» TASK INSTRUCTIONS
1. From the passage on oral antibiotic therapy, list the adverse effects that TMP-SMX may cause.
2. Pick up the passage on oral antibiotic therapy at the point where it stops, and keep writing.

» DOCUMENT TEXT
↓↓↓

Though FQs and TMP-SMX have benefits compared to OBLs for the reasons discussed above, note that these therapies have significant toxicities, and it is important to consider drug- and patient-specific factors when choosing an oral antibiotic. FQs have many boxed warnings for serious adverse events, including tendon rupture, aortic aneurysm rupture, central nervous system effects, QT prolongation, dysglycemias, and increased risk of C. difficileinfection. TMP-SMX may cause blood dyscrasias, severe dermatologic reactions, hyperkalemia, and increased serum creatinine, and it also carries some drug-drug interactions, particularly with warfarin and other agents causing increased serum potassium. In comparison, OBLs are fairly well-tolerated, with rash and gastrointestinal side effects being most common. As always, patient co-morbidities, allergies/intolerances, and drug-drug interactions should be taken into account when choosing appropriate therapy.

In summary…

Patients who have achieved effective source control and are clinically stable (including hemodynamically stable and afebrile) who are able to tolerate and absorb oral antibiotics with no contraindications can be considered for transition to oral therapy if there is assurance of good adherence and close monitoring and follow-up. Oral antibiotics with high bioavailability have the most supportive evidence for use in these circumstances. While most often this is a FQ or potentially TMP-SMX, there is emerging evidence that some OBLs may be acceptable if dosed appropriately. Other considerations include patient-specific factors (allergies, co-morbidities, and drug-drug interactions), antibiotic penetration to the site of infection, and antimicrobial susceptibility. By transitioning patients to oral therapy when possible, we can reduce the risk of IV line-related complications, reduce length of stay, and improve patient satisfaction and comfort.

References:

  1. Iversen K, Ihlemann N, Gill SU, et al. Partial Oral versus Intravenous Antibiotic Treatment of Endocarditis. New Engl J Med. 2019;380(5):415-24.
  2. Li H-K, Rombach I, Zambellas R, et al. Oral versus Intravenous Antibiotics for Bone and Joint Infection. New Engl J Med. 2019;380(5):425-36.

↑↑↑

[Source data]
↓↓↓

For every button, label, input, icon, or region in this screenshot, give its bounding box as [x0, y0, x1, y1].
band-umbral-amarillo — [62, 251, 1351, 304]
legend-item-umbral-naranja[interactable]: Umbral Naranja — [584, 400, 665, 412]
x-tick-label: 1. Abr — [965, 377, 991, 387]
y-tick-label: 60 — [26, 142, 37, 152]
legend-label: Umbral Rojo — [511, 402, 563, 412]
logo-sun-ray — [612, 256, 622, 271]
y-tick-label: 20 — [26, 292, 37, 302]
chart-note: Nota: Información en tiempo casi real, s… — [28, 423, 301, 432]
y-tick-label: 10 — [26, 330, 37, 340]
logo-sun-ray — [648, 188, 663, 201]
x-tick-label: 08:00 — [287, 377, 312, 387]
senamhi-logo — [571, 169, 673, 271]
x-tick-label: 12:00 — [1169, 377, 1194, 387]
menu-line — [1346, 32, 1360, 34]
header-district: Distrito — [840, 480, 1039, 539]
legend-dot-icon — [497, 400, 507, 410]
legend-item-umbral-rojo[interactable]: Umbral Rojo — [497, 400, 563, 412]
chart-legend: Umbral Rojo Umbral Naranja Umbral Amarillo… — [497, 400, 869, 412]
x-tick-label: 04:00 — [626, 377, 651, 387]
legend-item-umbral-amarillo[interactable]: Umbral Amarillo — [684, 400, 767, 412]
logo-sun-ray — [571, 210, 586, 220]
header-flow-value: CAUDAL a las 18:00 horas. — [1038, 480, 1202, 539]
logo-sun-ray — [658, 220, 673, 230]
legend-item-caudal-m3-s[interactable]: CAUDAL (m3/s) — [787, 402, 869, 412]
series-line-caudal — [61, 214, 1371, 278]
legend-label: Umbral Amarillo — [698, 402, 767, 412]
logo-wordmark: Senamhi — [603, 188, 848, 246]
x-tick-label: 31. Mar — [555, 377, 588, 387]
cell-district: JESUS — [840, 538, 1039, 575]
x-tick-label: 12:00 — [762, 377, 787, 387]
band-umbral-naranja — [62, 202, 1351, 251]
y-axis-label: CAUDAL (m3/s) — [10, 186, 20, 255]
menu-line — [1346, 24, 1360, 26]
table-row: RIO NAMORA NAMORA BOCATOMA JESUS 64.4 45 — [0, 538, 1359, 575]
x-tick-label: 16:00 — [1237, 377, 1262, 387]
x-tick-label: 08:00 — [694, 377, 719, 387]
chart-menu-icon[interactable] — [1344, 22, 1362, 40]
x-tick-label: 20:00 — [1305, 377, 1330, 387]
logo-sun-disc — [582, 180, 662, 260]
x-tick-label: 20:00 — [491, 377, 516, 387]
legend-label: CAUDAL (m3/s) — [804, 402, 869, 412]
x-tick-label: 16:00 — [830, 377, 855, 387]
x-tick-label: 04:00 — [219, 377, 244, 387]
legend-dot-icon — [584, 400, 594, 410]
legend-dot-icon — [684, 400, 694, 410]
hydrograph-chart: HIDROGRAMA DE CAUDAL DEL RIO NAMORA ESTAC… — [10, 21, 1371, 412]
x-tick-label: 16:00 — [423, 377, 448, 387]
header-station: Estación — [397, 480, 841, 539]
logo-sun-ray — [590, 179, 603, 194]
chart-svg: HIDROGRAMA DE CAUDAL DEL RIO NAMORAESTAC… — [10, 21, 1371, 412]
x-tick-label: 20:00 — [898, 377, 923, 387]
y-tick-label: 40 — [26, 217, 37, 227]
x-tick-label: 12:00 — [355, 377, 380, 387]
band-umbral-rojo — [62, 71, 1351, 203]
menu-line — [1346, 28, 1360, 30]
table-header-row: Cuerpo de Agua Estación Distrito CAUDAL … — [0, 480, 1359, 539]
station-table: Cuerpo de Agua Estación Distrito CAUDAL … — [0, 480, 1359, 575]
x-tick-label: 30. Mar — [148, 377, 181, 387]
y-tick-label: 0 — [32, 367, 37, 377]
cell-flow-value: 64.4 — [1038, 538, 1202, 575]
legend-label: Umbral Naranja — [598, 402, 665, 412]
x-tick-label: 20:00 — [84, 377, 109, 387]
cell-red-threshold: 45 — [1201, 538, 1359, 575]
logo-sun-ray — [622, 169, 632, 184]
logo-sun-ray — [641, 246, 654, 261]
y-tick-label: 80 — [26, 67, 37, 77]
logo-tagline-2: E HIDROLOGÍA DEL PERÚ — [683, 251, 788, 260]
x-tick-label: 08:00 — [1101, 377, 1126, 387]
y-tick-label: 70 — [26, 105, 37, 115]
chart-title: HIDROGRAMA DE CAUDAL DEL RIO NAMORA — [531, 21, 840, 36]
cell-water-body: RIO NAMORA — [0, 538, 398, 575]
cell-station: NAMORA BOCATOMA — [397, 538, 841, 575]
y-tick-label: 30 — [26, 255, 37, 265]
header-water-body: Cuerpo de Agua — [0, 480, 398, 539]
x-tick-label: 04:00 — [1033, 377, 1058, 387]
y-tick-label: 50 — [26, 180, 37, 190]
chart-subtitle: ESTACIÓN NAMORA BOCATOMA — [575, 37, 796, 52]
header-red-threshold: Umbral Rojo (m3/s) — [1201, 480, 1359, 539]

↑↑↑

» WRITTEN ANSWERS
1.
- Blood dyscrasias
- Severe dermatologic reactions
- Hyperkalemia
- Increased serum creatinine

2.
  3. Tamma PD, Conley AT, Cosgrove SE, Harris AD, Lautenbach E, Amoah J, Avdic E, Tolomeo P, Wise J, Subudhi S, Han JH; Antibacterial Resistance Leadership Group. Association of 30-Day Mortality With Oral Step-Down vs Continued Intravenous Therapy in Patients Hospitalized With Enterobacteriaceae Bacteremia. JAMA Intern Med. 2019 Mar 1;179(3):316-323. doi: 10.1001/jamainternmed.2018.6226. Erratum in: JAMA Intern Med. 2019 Nov 1;179(11):1607. PMID: 30667477; PMCID: PMC6439703.
  4. Rieger KL, Bosso JA, MacVane SH, Temple Z, Wahlquist A, Bohm N. Intravenous-only or intravenous transitioned to oral antimicrobials for Enterobacteriaceae-associated bacteremic urinary tract infection. Pharmacotherapy. 2017;37(11): 1479-1483. doi:10.1002/phar.2024
  5. Thurber KM, Arnold JR, Narayanan PP, Dierkhising RA, Sampathkumar P. Comparison of intravenous and oral definitive antibiotic regimens in hospitalised patients with Gram-negative bacteraemia from a urinary tract infection. J Glob Antimicrob Resist. 2019 Sep;18:243-248. doi: 10.1016/j.jgar.2019.03.013. Epub 2019 Mar 26. PMID: 30926468.
  6. Kutob LF, Justo JA, Bookstaver PB, Kohn J, Albrecht H, Al-Hasan MN. Effectiveness of oral antibiotics for definitive therapy of Gram-negative bloodstream infections. Int J Antimicrob Agents. 2016;48(5):498-503.
  7. Punjabi C, Tien V, Meng L, et al. Oral Fluoroquinolone or Trimethoprim-Sulfamethoxazole vs beta-lactams as step-down therapy for Enterobacteriaceae Bacteremia: Systematic Review and Meta-analysis. Open Forum Infect Dis. 2019; 6(10): ofz364.